Dataset excerpts →
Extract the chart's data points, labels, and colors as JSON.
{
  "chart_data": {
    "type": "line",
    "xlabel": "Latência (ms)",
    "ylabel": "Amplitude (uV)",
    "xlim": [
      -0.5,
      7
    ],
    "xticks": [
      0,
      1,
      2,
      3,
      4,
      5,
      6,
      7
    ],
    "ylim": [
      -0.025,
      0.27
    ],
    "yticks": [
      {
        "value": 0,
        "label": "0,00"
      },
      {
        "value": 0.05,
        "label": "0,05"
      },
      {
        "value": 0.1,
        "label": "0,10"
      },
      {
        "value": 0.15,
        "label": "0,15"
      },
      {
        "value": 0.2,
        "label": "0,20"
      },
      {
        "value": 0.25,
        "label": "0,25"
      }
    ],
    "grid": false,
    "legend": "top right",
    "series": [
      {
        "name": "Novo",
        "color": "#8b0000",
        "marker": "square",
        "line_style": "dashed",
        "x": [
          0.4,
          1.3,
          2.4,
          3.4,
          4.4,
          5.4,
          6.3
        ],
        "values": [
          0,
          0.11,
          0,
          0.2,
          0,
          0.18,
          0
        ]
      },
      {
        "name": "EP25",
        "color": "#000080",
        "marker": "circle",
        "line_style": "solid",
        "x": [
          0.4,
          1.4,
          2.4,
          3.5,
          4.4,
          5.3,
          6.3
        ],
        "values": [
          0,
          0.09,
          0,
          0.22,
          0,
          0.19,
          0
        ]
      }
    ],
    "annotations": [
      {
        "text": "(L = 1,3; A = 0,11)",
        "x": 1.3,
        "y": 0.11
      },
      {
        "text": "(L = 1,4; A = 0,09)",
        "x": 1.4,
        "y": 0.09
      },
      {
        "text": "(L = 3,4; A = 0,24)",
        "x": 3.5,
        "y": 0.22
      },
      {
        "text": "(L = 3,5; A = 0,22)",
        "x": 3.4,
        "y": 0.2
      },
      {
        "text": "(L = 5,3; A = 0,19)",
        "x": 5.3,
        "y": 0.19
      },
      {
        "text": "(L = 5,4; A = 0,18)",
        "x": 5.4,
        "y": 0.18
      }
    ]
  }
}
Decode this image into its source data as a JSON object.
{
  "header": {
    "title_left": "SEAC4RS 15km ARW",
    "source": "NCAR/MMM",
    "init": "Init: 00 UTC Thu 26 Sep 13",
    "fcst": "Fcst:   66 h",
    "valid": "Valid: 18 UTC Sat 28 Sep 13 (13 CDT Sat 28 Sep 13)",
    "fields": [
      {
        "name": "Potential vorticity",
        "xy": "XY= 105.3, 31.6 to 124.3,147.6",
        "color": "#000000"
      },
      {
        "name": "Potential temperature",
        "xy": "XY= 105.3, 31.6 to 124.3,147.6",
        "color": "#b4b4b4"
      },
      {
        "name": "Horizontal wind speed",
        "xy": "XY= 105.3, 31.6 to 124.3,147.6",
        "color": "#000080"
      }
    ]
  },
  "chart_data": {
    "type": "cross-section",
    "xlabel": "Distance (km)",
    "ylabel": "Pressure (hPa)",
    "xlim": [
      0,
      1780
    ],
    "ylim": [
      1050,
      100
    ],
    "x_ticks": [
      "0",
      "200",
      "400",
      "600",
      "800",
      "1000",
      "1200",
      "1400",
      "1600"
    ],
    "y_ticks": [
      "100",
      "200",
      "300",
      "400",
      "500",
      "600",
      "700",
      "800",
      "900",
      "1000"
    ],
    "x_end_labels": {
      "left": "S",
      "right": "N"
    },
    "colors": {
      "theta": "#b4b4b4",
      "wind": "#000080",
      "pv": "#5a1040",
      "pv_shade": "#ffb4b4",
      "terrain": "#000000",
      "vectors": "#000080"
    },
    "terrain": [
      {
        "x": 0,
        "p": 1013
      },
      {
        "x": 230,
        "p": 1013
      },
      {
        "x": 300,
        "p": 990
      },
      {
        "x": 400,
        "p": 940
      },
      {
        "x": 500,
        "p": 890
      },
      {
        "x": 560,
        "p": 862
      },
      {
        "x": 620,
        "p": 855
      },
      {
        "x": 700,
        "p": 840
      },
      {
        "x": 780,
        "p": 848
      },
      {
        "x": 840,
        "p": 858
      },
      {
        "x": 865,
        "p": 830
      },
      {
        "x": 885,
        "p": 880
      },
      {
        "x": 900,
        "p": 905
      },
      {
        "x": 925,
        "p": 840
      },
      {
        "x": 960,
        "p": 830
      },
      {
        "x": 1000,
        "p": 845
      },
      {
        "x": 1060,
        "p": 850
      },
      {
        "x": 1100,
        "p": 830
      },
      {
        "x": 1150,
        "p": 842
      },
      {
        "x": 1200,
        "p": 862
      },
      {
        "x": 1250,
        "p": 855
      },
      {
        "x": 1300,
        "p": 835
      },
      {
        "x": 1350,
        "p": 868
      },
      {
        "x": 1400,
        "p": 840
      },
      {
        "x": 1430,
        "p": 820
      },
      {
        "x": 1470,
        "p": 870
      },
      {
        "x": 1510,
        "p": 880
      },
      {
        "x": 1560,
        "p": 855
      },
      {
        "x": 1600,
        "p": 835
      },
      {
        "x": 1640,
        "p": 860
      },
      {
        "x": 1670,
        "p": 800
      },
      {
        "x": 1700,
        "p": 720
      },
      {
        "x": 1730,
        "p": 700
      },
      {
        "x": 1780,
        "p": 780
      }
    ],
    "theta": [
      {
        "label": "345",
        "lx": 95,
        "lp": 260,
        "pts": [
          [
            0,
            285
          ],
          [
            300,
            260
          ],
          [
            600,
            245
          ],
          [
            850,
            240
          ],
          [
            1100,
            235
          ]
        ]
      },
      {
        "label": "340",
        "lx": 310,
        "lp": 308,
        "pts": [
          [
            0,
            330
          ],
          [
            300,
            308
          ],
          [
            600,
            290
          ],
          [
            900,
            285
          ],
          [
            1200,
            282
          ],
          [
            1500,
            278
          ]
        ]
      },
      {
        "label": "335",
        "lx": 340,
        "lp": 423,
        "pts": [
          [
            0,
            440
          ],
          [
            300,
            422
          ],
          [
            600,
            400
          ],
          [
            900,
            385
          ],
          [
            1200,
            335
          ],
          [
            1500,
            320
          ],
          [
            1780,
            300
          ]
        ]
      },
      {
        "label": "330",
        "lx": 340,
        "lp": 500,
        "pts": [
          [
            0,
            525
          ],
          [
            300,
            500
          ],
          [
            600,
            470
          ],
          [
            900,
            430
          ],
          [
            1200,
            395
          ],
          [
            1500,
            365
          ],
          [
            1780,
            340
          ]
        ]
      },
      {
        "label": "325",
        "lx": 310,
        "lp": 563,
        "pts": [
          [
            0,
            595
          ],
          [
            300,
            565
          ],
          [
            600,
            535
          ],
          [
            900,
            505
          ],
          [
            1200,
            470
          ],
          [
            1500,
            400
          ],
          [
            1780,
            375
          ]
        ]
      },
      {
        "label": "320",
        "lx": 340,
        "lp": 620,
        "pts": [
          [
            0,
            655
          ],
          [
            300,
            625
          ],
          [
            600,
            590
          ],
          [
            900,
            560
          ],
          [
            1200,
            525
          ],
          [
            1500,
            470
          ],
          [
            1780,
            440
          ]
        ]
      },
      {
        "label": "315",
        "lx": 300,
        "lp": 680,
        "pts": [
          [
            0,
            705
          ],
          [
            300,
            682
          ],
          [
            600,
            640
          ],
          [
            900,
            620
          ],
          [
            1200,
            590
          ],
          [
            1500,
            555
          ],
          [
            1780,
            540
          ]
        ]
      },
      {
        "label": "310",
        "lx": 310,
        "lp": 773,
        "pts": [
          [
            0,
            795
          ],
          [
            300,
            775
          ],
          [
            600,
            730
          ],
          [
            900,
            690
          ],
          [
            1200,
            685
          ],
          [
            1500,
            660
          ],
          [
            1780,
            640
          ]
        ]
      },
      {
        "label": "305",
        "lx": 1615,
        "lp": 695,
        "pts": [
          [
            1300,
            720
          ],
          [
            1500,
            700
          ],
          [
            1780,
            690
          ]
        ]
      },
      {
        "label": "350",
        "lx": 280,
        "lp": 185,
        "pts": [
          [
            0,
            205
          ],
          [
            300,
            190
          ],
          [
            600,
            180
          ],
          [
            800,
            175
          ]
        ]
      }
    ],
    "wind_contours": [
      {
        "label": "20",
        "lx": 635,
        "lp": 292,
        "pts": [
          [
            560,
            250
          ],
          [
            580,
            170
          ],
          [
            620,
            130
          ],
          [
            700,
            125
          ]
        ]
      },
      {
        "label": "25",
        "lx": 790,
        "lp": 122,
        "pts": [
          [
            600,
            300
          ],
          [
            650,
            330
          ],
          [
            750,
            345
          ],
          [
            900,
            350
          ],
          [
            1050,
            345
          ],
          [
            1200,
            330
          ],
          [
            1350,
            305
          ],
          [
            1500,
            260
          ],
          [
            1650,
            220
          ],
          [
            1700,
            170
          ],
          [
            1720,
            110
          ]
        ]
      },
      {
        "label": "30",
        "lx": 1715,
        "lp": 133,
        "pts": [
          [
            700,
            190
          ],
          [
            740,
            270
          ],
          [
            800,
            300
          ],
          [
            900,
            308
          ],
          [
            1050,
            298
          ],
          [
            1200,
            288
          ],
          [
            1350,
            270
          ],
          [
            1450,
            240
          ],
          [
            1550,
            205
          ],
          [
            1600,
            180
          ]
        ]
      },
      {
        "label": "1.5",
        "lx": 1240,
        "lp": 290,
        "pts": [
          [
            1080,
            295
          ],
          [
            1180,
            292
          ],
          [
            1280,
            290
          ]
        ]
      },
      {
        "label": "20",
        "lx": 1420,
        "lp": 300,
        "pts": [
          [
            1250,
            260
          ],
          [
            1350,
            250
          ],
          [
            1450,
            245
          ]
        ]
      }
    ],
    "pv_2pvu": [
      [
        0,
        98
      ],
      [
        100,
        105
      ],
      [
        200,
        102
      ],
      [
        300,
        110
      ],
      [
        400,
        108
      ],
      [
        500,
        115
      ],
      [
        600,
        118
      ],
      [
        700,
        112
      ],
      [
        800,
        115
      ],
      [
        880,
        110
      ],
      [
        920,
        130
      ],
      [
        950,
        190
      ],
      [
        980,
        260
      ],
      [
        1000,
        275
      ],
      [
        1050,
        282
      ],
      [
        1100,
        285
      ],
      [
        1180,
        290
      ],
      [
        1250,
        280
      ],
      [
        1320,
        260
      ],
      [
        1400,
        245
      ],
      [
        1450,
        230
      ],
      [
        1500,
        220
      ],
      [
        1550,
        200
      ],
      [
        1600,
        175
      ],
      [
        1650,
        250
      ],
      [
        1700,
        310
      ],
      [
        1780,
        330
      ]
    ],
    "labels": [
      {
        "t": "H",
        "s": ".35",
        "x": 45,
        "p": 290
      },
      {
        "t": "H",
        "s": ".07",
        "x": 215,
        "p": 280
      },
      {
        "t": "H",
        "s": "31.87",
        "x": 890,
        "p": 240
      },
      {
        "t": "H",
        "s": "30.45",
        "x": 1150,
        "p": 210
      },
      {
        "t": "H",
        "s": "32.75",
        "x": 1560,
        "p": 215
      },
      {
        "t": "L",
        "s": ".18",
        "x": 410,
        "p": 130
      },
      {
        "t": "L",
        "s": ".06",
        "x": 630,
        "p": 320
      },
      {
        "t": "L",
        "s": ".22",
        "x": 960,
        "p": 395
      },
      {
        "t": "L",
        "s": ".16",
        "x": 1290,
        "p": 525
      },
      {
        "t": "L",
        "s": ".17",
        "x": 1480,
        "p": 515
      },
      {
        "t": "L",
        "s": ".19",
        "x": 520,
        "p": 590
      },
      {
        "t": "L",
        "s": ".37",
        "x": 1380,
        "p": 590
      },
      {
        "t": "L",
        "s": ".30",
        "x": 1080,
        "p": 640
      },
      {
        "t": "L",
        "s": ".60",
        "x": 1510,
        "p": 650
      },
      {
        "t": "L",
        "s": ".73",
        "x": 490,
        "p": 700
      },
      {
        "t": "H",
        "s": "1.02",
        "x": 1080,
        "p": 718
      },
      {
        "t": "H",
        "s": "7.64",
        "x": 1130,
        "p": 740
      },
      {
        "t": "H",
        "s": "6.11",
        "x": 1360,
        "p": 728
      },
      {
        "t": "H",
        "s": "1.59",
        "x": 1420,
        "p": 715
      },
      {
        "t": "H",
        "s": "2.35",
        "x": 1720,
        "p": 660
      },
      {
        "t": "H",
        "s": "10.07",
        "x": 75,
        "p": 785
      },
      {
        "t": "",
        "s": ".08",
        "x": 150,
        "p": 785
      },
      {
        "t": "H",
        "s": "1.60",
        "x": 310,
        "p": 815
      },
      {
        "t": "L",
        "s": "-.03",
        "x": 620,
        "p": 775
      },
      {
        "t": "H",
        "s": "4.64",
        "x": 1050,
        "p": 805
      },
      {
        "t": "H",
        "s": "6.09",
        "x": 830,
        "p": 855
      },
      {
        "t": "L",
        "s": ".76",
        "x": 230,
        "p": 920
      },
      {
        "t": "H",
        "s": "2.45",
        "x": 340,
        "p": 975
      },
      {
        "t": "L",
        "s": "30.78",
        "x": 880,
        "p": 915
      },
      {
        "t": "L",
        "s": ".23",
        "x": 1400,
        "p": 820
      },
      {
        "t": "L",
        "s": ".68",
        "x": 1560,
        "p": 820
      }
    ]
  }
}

Task details →
Return the lines of the records that include the string "Potential".

Response →
        "name": "Potential vorticity",
        "name": "Potential temperature",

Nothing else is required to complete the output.